==== Entries shown

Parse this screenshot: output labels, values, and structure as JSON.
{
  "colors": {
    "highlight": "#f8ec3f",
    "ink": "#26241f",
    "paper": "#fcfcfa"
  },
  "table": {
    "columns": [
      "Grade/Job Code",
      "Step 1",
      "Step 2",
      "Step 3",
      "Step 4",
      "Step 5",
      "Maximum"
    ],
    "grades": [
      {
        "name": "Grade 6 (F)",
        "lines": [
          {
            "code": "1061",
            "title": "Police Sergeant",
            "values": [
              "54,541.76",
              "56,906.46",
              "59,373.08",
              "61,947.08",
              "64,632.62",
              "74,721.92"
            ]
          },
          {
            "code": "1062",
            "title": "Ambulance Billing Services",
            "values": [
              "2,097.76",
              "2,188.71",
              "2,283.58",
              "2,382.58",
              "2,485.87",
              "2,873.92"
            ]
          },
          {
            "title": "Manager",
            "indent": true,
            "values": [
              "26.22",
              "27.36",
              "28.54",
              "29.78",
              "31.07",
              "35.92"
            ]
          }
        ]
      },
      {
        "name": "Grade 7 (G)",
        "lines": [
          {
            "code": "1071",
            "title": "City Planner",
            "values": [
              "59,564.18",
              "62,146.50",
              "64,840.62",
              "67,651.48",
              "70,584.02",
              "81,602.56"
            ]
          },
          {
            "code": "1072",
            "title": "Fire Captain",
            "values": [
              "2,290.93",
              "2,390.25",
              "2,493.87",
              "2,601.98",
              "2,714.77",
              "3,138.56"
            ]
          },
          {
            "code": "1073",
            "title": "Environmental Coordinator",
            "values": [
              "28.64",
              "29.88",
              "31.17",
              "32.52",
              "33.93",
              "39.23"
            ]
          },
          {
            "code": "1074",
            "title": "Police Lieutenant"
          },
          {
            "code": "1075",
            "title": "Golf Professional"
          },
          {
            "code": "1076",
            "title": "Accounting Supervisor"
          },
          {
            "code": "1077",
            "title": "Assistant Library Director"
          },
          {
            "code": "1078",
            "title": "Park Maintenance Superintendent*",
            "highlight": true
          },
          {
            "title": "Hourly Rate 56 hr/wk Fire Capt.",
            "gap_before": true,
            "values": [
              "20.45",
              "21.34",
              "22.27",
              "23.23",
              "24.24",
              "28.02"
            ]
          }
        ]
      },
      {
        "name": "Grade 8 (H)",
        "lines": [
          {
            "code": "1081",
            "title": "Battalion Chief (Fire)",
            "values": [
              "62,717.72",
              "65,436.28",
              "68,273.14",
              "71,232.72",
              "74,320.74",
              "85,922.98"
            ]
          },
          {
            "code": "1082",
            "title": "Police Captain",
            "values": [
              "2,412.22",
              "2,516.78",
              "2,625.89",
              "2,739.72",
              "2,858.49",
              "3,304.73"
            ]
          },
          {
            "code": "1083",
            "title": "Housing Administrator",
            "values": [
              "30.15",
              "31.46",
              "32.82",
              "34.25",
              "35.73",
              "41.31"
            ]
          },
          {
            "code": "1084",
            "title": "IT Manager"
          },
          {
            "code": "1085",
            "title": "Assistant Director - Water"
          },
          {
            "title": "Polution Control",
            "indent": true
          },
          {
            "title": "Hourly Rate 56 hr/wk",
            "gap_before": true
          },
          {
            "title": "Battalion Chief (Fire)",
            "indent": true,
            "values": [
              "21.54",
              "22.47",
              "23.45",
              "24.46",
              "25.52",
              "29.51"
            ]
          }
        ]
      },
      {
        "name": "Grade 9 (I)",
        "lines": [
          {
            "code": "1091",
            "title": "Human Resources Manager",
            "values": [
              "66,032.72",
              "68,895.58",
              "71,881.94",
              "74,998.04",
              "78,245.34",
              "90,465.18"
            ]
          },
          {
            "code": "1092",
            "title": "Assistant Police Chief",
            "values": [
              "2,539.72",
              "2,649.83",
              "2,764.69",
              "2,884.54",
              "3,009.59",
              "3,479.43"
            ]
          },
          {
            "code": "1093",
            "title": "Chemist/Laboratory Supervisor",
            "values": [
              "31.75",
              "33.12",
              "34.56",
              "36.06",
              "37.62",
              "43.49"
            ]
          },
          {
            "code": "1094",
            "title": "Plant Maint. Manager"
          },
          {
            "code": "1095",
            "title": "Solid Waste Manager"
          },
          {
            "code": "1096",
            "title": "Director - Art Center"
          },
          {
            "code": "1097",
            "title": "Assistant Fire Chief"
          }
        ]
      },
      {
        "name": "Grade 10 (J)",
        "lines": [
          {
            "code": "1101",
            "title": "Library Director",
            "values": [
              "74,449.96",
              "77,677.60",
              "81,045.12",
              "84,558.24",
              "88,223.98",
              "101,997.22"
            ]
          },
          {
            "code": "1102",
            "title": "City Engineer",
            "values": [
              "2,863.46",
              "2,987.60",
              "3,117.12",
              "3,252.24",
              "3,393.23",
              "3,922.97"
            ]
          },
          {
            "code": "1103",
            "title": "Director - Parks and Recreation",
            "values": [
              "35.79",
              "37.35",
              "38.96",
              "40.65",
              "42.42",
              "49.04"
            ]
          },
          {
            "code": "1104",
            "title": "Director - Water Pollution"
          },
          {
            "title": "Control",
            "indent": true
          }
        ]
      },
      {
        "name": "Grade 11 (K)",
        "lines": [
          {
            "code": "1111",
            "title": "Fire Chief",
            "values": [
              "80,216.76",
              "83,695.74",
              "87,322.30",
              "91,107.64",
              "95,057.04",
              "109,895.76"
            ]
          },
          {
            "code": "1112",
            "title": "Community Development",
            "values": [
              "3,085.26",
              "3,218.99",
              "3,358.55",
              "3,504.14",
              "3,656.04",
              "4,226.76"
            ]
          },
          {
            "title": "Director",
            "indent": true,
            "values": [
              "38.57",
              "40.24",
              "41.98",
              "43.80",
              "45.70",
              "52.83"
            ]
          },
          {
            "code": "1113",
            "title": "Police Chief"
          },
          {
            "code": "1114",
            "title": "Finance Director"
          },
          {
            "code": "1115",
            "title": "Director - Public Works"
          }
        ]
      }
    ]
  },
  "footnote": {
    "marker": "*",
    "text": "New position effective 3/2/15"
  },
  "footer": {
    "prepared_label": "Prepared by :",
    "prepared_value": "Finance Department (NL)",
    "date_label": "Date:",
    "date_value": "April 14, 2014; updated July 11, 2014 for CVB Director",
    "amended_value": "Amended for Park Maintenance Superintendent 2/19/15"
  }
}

========

Stated exercise:
List every line in the records above that contains the word "Hourly".

Result of the task:
            "title": "Hourly Rate 56 hr/wk Fire Capt.",
            "title": "Hourly Rate 56 hr/wk",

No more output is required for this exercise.